* _ENTRIES PROVIDED_
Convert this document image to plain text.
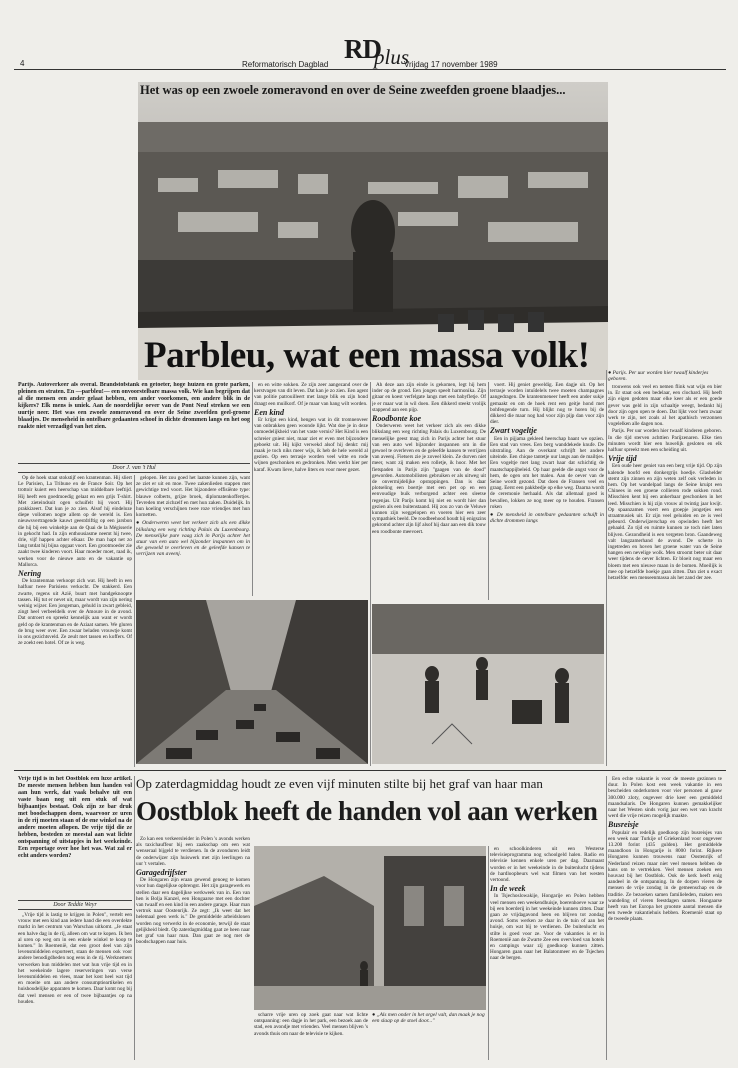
4	RD
plus
Reformatorisch Dagblad	Vrijdag 17 november 1989
Het was op een zwoele zomeravond en over de Seine zweefden groene blaadjes...
Parbleu, wat een massa volk!
Parijs. Autoverkeer als overal. Brandstofstank en getoeter, hoge huizen en grote parken, pleinen en straten. En —parbleu!— een onvoorstelbare massa volk. Wie kan begrijpen dat al die mensen een ander gelaat hebben, een ander voorkomen, een andere blik in de kijkers? Elk mens is uniek. Aan de noordelijke oever van de Pont Neuf streken we een uurtje neer. Het was een zwoele zomeravond en over de Seine zweefden geel-groene blaadjes. De menseheid in ontelbare gedaanten schoof in dichte drommen langs en het oog raakte niet verzadigd van het zien.
Door J. van 't Hul

Op de hoek staat stokstijf een krantenman. Hij sliert Le Parisien, La Tribune en de France Soir. Op het trottoir kuiert een heerschap van middelbare leeftijd. Hij heeft een goedmoedig gelaat en een grijs T-shirt. Met zieteindsuit ogen schuifelt hij voort. Hij prakkizeert. Dat kun je zo zien. Alsof hij eindeloze diepe vollomen nogte allem op de wereld is. Een nieuwsvertragende kauwt geestdriftig op een jarsbon die hij bij een winkeltje aan de Quai de la Mégisserie in gekocht had. In zijn enthousiasme neemt hij twee, drie, vijf happen achter elkaar. De man hapt net zo lang totdat hij bijna opgaat voort. Een grootmoeder zie zaakt twee kinderen voort. Haar moeder moet, raad ik, werken voor de nieuwe auto en de vakantie op Mallorca.

Nering

De krantenman verkoopt zich wat. Hij heeft in een halfuur twee Parisiens verkocht. De stakkerd. Een zwarte, regens uit Azië, buurt met handgeknoopte tassen. Hij tut er nevet uit, maar wordt van zijn nering weinig wijzer. Een jongeman, gehuld in zwart gebleid, zingt heel verbeeldelk over de Amoure in de avond. Dat ontroert en spreekt kennelijk aan want er wordt geld op de krantenman en de Aziaat samen. We gluren de brug weer over. Een zwaar beladen vrouwtje komt in ons gezichtsveld. Ze zeult met tassen en koffers. Of ze zoekt een hotel. Of ze is weg.

gelopen. Het zou goed het laatste kunnen zijn, want ze ziet er uit en moe. Twee zakenlieden stappen met gewichtige tred voort. Het bijzondere effisiënte type: blauwe colberts, grijze broek, diplomatenkoffertjes. Tevreden met zichzelf en met hun zaken. Duidelijk. In hun koeling verschijnen twee roze vriendjes met hun kornetten.

● Onderweren weet het verkeer zich als een dikke blikslang een weg richting Palais du Luxembourg. De menselijke pure vaag zich in Parijs achter het stuur van een auto wel bijzonder inspannen om in die gewoeld te overleven en de geleefde kansen te verrijzen van aveenj.

en en witte sokken. Ze zijn zeer aangezand over de kerstvagen van dit leven. Dat kan je zo zien. Een agent van politie patrouilleert met lange blik en zijn hond draagt een muilkorf. Of je maar van hang wilt worden.

Een kind

Er krijpt een kind, hengen wat in dit tromnenveer van onbrakken geen woonde lijkt. Wat doe je in deze onmoedelijkheid van het vaste vernis? Het Kind is een schreier gniest niet, maar ziet er even met bijzondere geboekt uit. Hij kijkt verwekd alsof hij denkt: mij maak je toch niks meer wijs, ik heb de hele wereld al gezien. Op een terrasje worden veel witte en rode wijnen geschonken en gedronken. Men werkt hier per karaf. Kwam lieve, halve liters en voor meer gezet.

Ah deze aan zijn einde is gekomen, legt hij hem inder op de grond. Een jongen speelt harmonika. Zijn gitaar en koest verfelgate langs met een babyfletje. Of je er maar wat in wil doen. Een dikkerd steekt vrolijk stappend aan een pijp.

Roodbonte koe

Onderweren weet het verkeer zich als een dikke blikslang een weg richting Palais du Luxembourg. De menselijke geest mag zich in Parijs achter het stuur van een auto wel bijzonder inspannen om in die gewoel te overleven en de geleefde kansen te verrijzen van aveenj. Fietsers zie je zoveel klein. Ze durven niet meer, want zij maken een rolletje, ik hoor. Met het fietspaden in Parijs zijn "gaagen van de dood" geworden. Automobilisten gebruiken er als uitweg uit de onvermijdelijke opstoppingen. Dan is daar plotseling een boertje met een pet op en een eenvoudige buik verborgend achter een sleetse regenjas. Uit Parijs komt hij niet en wordt hier dan gezien als een buitenstaand. Hij zou zo van de Veluwe kunnen zijn weggelopen en voeren hier een zeer sympathiek beeld. De roodbeehood houdt hij enigszins gekromd achter zijn lijf alsof hij daar aan een dik touw een roodbonte meevoert.

voert. Hij geniet geweldig. Een dagje uit. Op het terrasje worden intuïdelels twee moeten champagnes aangedragen. De krantenmeneer heeft een ander sukje gemaakt en om de hoek rent een geitje hond met bohfengende turn. Hij blijkt nog te horen bij de dikkerd die maar nog had voor zijn pijp dan voor zijn dier.

Zwart vogeltje

Een in pijjama gekleed heerschap baant we opzien. Een stad van vrees. Een berg wanddekede knufe. De uitstraling. Aan de overkant schrijft het andere uiteinde. Een chique tantetje uur langs aan de mailtjes. Een vogeltje met lang zwart haar dat schichtig de maatschappijbeleid. Op haar geelde die angst voor de hem, de ogen om het maleu. Aan de oever van de Seine wordt gezond. Dat doen de Fransen veel en graag. Eerst een pakkbedje op elke weg. Daarna wordt de ceremonie herhaald. Als dat allemaal goed is bevallen, lokken ze nog meer op te houden. Fransen roken

● De mensheid in ontelbare gedaanten schuift in dichte drommen langs

● Parijs. Per uur worden hier twaalf kinderjes geboren.

trouwens ook veel en nemen flink wat wijn en bier in. Er staat ook een bedelaar, een clochard. Hij heeft zijn eigen gedoten maar elke keer als er een goede gever was geld in zijn schaaltje weegt, bedankt hij door zijn ogen open te doen. Dat lijkt voor hem zwaar werk te zijn, net zoals al het apathisch verzonnen vogelelken alle dagen nou.

Parijs. Per uur worden hier twaalf kinderen geboren. In die tijd sterven achttien Parijzenaren. Elke tien minuten wordt hier een huwelijk gesloten en elk halfuur spreekt men een scheiding uit.

Vrije tijd

Een oude heer geniet van een berg vrije tijd. Op zijn kalende hoofd een donkergrijs hoedje. Glashelder stemt zijn zinnen en zijn weten zelf ook verleden in hem. Op het wandelpad langs de Seine kruipt een Chinees in een groene collieren rode sokken rond. Misschien kent hij een ankerbaar geschonken in het leed. Misschien is hij zijn vrouw al twintig jaar kwijt. Op spaanzamen voert een groepje jongetjes een straatmusiek uit. Er zijn veel geluiden en ze is veel gebeurd. Onderwijzerschap en opwinden heeft het gehaald. Zo tijd en ruimte kunnen ze toch niet laten blijven. Gezondheid is een vergeten bron. Gaandeweg valt langzamerhand de avond. De scherte in ingetreden en hoven het groene water van de Seine hangen een nevelige wolk. Men stroomt beter uit daar weer tijdens de oever lichten. Er bloeit nog maar een bloem met een nieuwe maan in de bomen. Moeilijk is mee op hetzelfde hoekje gaan zitten. Dan ziet u exact hetzelfde: een menseenmassa als het zand der zee.

Op zaterdagmiddag houdt ze even vijf minuten stilte bij het graf van haar man
Oostblok heeft de handen vol aan werken
Vrije tijd is in het Oostblok een luxe artikel. De meeste mensen hebben hun handen vol aan hun werk, dat vaak behalve uit een vaste baan nog uit een stuk of wat bijbaantjes bestaat. Ook zijn ze bar druk met boodschappen doen, waarvoor ze uren in de rij moeten staan of de ene winkel na de andere moeten aflopen. De vrije tijd die ze hebben, besteden ze meestal aan wat lichte ontspanning of uitstapjes in het weekeinde. Een reportage over hoe het was. Wat zal er echt anders worden?
Door Teddie Weyr

„Vrije tijd is lastig te krijgen in Polen", vertelt een vrouw met een kind aan iedere hand die een overdekte markt in het centrum van Warschau uitkomt. „Je staat een halve dag in de rij, alleen om wat te kopen. Ik ben al uren op weg om in een enkele winkel te koop te komen." In Roemenië, dat een groot deel van zijn levensmiddelen exporteert, staan de mensen ook voor andere benodigdheden nog eens in de rij. Werknemers verwerken hun middelen met wat hun vrije tijd en in het weekeinde lagere reserveringen van verse levensmiddelen en vlees, maar het kost heel wat tijd en moeite om aan andere consumptieartikelen en huishoudelijke apparaten te komen. Daar komt nog bij dat veel mensen er een of twee bijbaantjes op na houden.

Zo kan een verkeersleider in Polen 's avonds werken als taxichauffeur bij een zaakschap om een wat wenseraal bijgeld te verdienen. In de avonduren leidt de onderwijzer zijn huiswerk met zijn leerlingen na uur 't vertalen.

Garagedrijfster

De Hongaren zijn eraan gewend genoeg te komen voor hun dagelijkse opbrengst. Het zijn garagewerk en stellen daar een dagelijkse werkweek van in. Een van hen is Bolja Kanzel, een Hongaarse met een dochter van twaalf en een kind in een andere garage. Haar man vertrok naar Oostenrijk. Ze zegt: „Ik weet dat het helemaal geen werk is." De gemiddelde arbeidslonen worden nog verwerkt in de economie, terwijl de staat gelijkheid biedt. Op zaterdagmiddag gaat ze heen naar het graf van haar man. Dan gaat ze nog met de boodschappen naar huis.

● „Als men onder in het orgel valt, dan maak je nog een slaap op de stoel door..."

scharre vrije uren op zoek gaat naar wat lichte ontspanning: een dagje in het park, een bezoek aan de stad, een avondje met vrienden. Veel mensen blijven 's avonds thuis om naar de televisie te kijken.

en schoolkinderen uit een Westerse televisieprogramma nog schoolgeld halen. Radio en televisie kennen enkele uren per dag. Daarnaast worden er in het weekeinde in de buitenlucht tijdens de hardloopbeurs wel wat filmen van het westen vertoond.

In de week

In Tsjechoslowakije, Hongarije en Polen hebben veel mensen een weekendhuisje, boerenhoeve waar ze bij een boerderij in het weekeinde kunnen zitten. Daar gaan ze vrijdagavond heen en blijven tot zondag avond. Soms werken ze daar in de tuin of aan het huisje, om wat bij te verdienen. De buitenlucht en stilte is goed voor ze. Voor de vakanties is er in Roemenië aan de Zwarte Zee een overvloed van hotels en campings waar zij goedkoop kunnen zitten. Hongaren gaan naar het Balatonmeer en de Tsjechen naar de bergen.

Een echte vakantie is voor de meeste gezinnen te duur. In Polen kost een week vakantie in een bescheiden onderkomen voor vier personen al gauw 300.000 zloty, ongeveer drie keer een gemiddeld maandsalaris. De Hongaren kunnen gemakkelijker naar het Westen sinds vorig jaar een wet van kracht werd die vrije reizen mogelijk maakte.

Busreisje

Populair en redelijk goedkoop zijn busreisjes van een week naar Turkije of Griekenland voor ongeveer 13.200 forint (435 gulden). Het gemiddelde maandloon in Hongarije is 8000 forint. Rijkere Hongaren kunnen trouwens naar Oostenrijk of Nederland reizen maar niet veel mensen hebben de kans om te vertrekken. Veel mensen zoeken een houvast bij het Oostblok. Ook de kerk heeft enig aandeel in de ontspanning. In de dorpen vieren de mensen de vrije zondag in de gemeenschap en de traditie. Ze bezoeken samen familieleden, maken een wandeling of vieren feestdagen samen. Hongaarse heeft van het Europa het grootste aantal mensen die een tweede vakantiehuis hebben. Roemenië staat op de tweede plaats.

* _TASK TO COMPLETE_
Copy out every line that includes the word "moeten".

* _SOLUTION BELOW_
voert. Hij geniet geweldig. Een dagje uit. Op het terrasje worden intuïdelels twee moeten champagnes aangedragen. De krantenmeneer heeft een ander sukje gemaakt en om de hoek rent een geitje hond met bohfengende turn. Hij blijkt nog te horen bij de dikkerd die maar nog had voor zijn pijp dan voor zijn dier.
Vrije tijd is in het Oostblok een luxe artikel. De meeste mensen hebben hun handen vol aan hun werk, dat vaak behalve uit een vaste baan nog uit een stuk of wat bijbaantjes bestaat. Ook zijn ze bar druk met boodschappen doen, waarvoor ze uren in de rij moeten staan of de ene winkel na de andere moeten aflopen. De vrije tijd die ze hebben, besteden ze meestal aan wat lichte ontspanning of uitstapjes in het weekeinde. Een reportage over hoe het was. Wat zal er echt anders worden?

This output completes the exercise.